Requirement: From the listing below, pull each line that includes "count".
__________
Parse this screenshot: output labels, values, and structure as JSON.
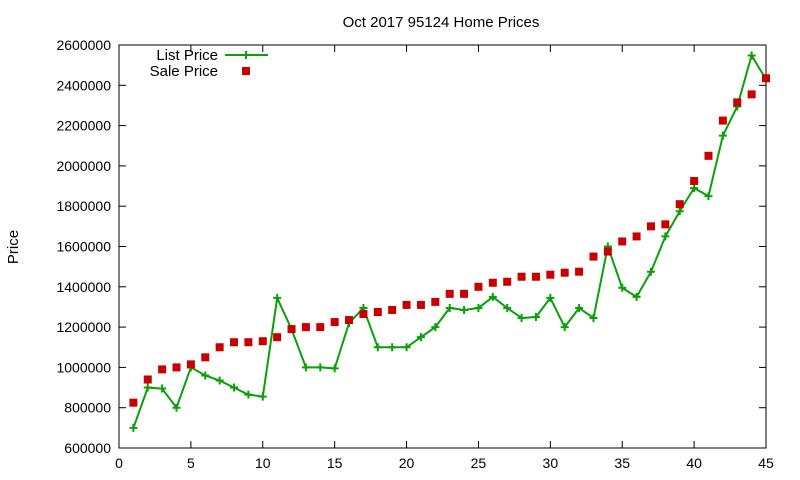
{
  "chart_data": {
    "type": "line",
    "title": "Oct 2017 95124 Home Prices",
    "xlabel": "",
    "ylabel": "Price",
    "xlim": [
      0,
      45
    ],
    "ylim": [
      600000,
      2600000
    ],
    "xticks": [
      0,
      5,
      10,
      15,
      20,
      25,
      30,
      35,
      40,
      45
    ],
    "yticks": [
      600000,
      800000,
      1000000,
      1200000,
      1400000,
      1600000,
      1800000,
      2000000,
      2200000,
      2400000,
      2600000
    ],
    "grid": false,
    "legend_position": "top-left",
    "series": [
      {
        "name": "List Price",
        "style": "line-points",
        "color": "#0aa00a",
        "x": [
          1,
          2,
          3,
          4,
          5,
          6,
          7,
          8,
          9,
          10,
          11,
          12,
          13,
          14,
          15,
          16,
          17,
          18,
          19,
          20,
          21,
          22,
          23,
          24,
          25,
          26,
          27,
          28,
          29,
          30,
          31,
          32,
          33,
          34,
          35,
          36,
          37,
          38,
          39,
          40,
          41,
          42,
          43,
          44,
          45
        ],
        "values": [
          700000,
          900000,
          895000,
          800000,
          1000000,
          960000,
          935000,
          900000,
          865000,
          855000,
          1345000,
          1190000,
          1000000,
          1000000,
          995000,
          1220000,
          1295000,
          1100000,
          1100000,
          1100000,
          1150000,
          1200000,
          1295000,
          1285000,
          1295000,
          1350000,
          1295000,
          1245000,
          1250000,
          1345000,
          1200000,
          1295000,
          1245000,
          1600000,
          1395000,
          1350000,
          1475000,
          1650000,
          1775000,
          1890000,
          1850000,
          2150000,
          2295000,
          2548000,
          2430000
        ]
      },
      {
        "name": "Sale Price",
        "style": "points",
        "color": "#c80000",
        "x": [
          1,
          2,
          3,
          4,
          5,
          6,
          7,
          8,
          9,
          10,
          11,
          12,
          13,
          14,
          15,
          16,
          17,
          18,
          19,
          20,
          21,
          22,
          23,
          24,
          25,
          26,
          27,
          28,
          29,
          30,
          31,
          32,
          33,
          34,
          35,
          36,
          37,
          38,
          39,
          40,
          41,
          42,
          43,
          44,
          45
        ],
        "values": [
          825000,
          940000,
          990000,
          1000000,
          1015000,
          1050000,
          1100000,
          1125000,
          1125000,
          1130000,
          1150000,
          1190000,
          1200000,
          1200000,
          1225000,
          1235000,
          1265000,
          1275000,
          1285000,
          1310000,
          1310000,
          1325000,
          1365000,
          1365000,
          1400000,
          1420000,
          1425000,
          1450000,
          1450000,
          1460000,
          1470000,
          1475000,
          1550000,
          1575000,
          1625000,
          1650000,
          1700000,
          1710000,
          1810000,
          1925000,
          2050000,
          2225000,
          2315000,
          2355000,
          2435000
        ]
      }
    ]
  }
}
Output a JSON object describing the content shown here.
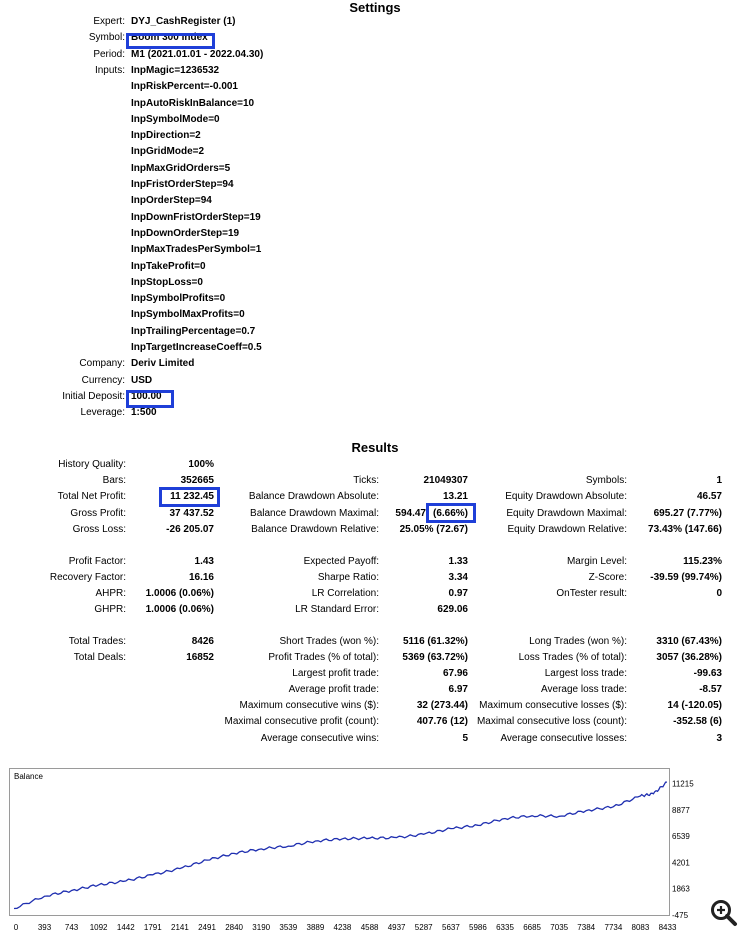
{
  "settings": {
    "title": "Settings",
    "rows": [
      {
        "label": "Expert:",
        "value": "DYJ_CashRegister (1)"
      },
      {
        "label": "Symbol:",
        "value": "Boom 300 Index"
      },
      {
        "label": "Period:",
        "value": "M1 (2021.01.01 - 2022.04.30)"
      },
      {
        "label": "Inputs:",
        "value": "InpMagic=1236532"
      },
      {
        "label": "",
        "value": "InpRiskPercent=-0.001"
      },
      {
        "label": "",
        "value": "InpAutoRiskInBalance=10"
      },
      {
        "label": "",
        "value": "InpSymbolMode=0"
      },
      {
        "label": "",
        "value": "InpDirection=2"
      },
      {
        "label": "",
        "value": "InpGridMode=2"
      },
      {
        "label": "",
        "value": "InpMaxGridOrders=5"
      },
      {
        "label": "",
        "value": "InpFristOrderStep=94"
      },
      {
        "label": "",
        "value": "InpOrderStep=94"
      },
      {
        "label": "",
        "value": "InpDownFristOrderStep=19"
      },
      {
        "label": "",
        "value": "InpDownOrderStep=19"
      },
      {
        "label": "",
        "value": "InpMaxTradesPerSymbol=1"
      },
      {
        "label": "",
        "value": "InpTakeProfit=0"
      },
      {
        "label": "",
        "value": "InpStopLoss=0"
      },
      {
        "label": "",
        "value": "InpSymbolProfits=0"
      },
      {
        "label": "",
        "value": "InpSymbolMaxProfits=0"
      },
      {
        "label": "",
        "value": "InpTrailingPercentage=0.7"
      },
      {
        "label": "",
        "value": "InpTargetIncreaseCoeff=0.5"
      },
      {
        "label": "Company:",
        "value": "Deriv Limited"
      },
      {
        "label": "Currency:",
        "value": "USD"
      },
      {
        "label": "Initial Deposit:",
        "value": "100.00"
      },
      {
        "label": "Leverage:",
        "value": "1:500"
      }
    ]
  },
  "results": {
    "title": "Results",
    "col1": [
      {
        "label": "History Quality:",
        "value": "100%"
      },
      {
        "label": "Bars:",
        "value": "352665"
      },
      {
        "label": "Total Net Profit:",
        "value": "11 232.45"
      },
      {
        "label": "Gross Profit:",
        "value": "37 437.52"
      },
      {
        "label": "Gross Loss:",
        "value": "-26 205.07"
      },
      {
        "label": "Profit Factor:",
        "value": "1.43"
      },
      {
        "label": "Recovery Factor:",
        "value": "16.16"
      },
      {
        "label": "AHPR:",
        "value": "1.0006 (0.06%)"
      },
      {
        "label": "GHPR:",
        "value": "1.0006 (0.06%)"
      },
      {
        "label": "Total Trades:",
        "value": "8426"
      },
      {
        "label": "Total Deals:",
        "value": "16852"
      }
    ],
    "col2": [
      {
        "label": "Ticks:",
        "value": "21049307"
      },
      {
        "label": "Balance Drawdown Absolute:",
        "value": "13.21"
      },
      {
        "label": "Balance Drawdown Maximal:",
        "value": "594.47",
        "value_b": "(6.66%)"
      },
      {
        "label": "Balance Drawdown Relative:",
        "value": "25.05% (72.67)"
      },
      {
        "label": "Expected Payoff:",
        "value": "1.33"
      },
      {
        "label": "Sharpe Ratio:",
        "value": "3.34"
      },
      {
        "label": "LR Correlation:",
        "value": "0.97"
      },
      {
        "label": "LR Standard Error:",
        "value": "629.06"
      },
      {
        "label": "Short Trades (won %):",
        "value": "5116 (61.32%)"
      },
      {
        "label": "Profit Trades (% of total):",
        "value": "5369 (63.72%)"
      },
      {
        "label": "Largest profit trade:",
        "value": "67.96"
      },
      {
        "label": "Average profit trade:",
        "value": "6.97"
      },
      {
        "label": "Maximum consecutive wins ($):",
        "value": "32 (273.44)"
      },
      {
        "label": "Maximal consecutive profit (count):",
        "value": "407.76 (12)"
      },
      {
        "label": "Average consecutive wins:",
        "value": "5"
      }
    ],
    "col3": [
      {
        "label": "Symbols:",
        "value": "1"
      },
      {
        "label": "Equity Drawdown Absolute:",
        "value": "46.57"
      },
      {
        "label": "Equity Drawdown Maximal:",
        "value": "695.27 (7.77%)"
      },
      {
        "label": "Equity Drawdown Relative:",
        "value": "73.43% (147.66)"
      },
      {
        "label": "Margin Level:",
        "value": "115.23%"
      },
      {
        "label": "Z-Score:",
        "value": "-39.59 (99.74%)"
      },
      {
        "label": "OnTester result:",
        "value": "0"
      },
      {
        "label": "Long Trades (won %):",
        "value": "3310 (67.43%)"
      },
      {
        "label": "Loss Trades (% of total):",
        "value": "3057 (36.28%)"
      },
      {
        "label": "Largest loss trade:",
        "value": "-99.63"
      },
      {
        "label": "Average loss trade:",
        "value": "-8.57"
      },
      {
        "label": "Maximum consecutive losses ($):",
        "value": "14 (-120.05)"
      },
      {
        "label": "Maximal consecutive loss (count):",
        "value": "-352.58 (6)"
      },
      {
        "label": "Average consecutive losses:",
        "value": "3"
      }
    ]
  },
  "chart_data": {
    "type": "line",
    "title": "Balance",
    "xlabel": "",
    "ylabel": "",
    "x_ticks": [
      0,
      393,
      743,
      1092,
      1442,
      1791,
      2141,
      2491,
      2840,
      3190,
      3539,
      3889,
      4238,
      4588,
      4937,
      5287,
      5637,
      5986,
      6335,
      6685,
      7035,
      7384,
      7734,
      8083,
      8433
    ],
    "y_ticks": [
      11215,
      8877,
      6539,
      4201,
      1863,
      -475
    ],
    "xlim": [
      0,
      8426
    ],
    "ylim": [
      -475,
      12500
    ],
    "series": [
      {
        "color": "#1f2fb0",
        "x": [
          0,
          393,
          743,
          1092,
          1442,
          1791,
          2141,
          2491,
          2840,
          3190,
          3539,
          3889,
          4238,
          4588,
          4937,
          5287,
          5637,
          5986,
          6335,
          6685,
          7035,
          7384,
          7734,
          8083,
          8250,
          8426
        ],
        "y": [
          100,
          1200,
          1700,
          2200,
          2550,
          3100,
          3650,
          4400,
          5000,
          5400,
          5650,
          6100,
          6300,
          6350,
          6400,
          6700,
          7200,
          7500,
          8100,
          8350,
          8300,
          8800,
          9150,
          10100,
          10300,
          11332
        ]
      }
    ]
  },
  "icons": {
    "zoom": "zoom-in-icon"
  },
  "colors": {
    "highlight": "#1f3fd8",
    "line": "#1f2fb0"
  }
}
__________
Exercise output:
        "label": "Maximal consecutive profit (count):",
        "label": "Maximal consecutive loss (count):",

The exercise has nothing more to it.